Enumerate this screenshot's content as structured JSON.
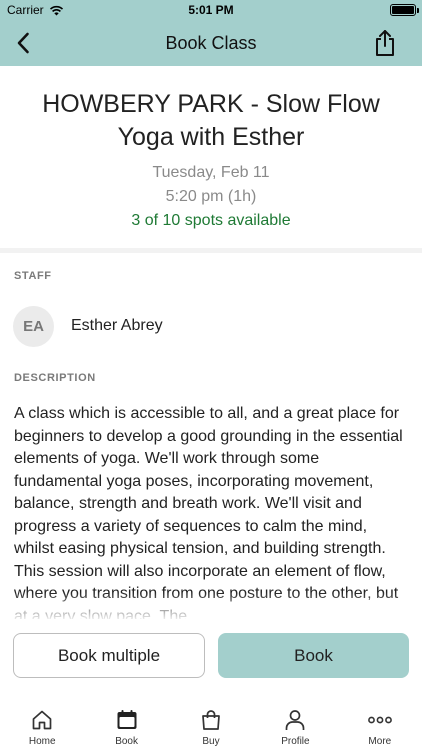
{
  "status_bar": {
    "carrier": "Carrier",
    "time": "5:01 PM"
  },
  "nav": {
    "title": "Book Class",
    "back_icon": "chevron-left-icon",
    "share_icon": "share-icon"
  },
  "class": {
    "title": "HOWBERY PARK - Slow Flow Yoga with Esther",
    "date": "Tuesday, Feb 11",
    "time": "5:20 pm (1h)",
    "spots": "3 of 10 spots available"
  },
  "staff": {
    "label": "STAFF",
    "initials": "EA",
    "name": "Esther Abrey"
  },
  "description": {
    "label": "DESCRIPTION",
    "text": "A class which is accessible to all, and a great place for beginners to develop a good grounding in the essential elements of yoga. We'll work through some fundamental yoga poses, incorporating movement, balance, strength and breath work. We'll visit and progress a variety of sequences to calm the mind, whilst easing physical tension, and building strength. This session will also incorporate an element of flow, where you transition from one posture to the other, but at a very slow pace. The"
  },
  "actions": {
    "book_multiple": "Book multiple",
    "book": "Book"
  },
  "tabs": [
    {
      "label": "Home",
      "icon": "home-icon"
    },
    {
      "label": "Book",
      "icon": "calendar-icon",
      "active": true
    },
    {
      "label": "Buy",
      "icon": "shopping-bag-icon"
    },
    {
      "label": "Profile",
      "icon": "person-icon"
    },
    {
      "label": "More",
      "icon": "more-dots-icon"
    }
  ],
  "colors": {
    "accent": "#a3cfcc",
    "spots_available": "#1f7a35",
    "muted_text": "#8a8a8a"
  }
}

---*---

## The problem
Can you repeat every record above exactly, apart from the pictures?

## Written solution
Enumerate this screenshot's content as structured JSON.
{
  "status_bar": {
    "carrier": "Carrier",
    "time": "5:01 PM"
  },
  "nav": {
    "title": "Book Class",
    "back_icon": "chevron-left-icon",
    "share_icon": "share-icon"
  },
  "class": {
    "title": "HOWBERY PARK - Slow Flow Yoga with Esther",
    "date": "Tuesday, Feb 11",
    "time": "5:20 pm (1h)",
    "spots": "3 of 10 spots available"
  },
  "staff": {
    "label": "STAFF",
    "initials": "EA",
    "name": "Esther Abrey"
  },
  "description": {
    "label": "DESCRIPTION",
    "text": "A class which is accessible to all, and a great place for beginners to develop a good grounding in the essential elements of yoga. We'll work through some fundamental yoga poses, incorporating movement, balance, strength and breath work. We'll visit and progress a variety of sequences to calm the mind, whilst easing physical tension, and building strength. This session will also incorporate an element of flow, where you transition from one posture to the other, but at a very slow pace. The"
  },
  "actions": {
    "book_multiple": "Book multiple",
    "book": "Book"
  },
  "tabs": [
    {
      "label": "Home",
      "icon": "home-icon"
    },
    {
      "label": "Book",
      "icon": "calendar-icon",
      "active": true
    },
    {
      "label": "Buy",
      "icon": "shopping-bag-icon"
    },
    {
      "label": "Profile",
      "icon": "person-icon"
    },
    {
      "label": "More",
      "icon": "more-dots-icon"
    }
  ],
  "colors": {
    "accent": "#a3cfcc",
    "spots_available": "#1f7a35",
    "muted_text": "#8a8a8a"
  }
}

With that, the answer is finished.